Copy out the entries exactly, from the first line to the last.

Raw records
┌────────

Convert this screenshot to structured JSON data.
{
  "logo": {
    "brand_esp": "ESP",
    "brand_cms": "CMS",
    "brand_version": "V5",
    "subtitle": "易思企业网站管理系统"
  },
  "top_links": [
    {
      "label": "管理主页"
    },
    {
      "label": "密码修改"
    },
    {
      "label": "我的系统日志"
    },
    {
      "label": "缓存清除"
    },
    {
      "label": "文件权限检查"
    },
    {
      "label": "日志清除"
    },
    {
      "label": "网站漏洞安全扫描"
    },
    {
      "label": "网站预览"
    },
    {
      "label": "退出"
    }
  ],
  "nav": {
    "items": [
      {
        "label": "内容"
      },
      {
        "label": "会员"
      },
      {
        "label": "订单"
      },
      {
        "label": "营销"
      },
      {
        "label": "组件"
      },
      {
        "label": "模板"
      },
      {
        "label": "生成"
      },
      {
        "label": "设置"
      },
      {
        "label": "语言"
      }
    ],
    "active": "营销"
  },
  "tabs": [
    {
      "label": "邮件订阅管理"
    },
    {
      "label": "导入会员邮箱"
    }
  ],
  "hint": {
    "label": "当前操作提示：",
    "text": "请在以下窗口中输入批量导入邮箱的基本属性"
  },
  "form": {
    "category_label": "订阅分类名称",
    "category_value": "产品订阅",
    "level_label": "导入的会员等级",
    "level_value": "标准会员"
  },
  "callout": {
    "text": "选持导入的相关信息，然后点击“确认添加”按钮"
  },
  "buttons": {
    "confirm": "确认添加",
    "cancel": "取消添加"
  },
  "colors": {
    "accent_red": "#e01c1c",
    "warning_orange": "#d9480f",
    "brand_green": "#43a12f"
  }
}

└────────

• **WORKED SOLUTION**
Convert this screenshot to structured JSON data.
{
  "logo": {
    "brand_esp": "ESP",
    "brand_cms": "CMS",
    "brand_version": "V5",
    "subtitle": "易思企业网站管理系统"
  },
  "top_links": [
    {
      "label": "管理主页"
    },
    {
      "label": "密码修改"
    },
    {
      "label": "我的系统日志"
    },
    {
      "label": "缓存清除"
    },
    {
      "label": "文件权限检查"
    },
    {
      "label": "日志清除"
    },
    {
      "label": "网站漏洞安全扫描"
    },
    {
      "label": "网站预览"
    },
    {
      "label": "退出"
    }
  ],
  "nav": {
    "items": [
      {
        "label": "内容"
      },
      {
        "label": "会员"
      },
      {
        "label": "订单"
      },
      {
        "label": "营销"
      },
      {
        "label": "组件"
      },
      {
        "label": "模板"
      },
      {
        "label": "生成"
      },
      {
        "label": "设置"
      },
      {
        "label": "语言"
      }
    ],
    "active": "营销"
  },
  "tabs": [
    {
      "label": "邮件订阅管理"
    },
    {
      "label": "导入会员邮箱"
    }
  ],
  "hint": {
    "label": "当前操作提示：",
    "text": "请在以下窗口中输入批量导入邮箱的基本属性"
  },
  "form": {
    "category_label": "订阅分类名称",
    "category_value": "产品订阅",
    "level_label": "导入的会员等级",
    "level_value": "标准会员"
  },
  "callout": {
    "text": "选持导入的相关信息，然后点击“确认添加”按钮"
  },
  "buttons": {
    "confirm": "确认添加",
    "cancel": "取消添加"
  },
  "colors": {
    "accent_red": "#e01c1c",
    "warning_orange": "#d9480f",
    "brand_green": "#43a12f"
  }
}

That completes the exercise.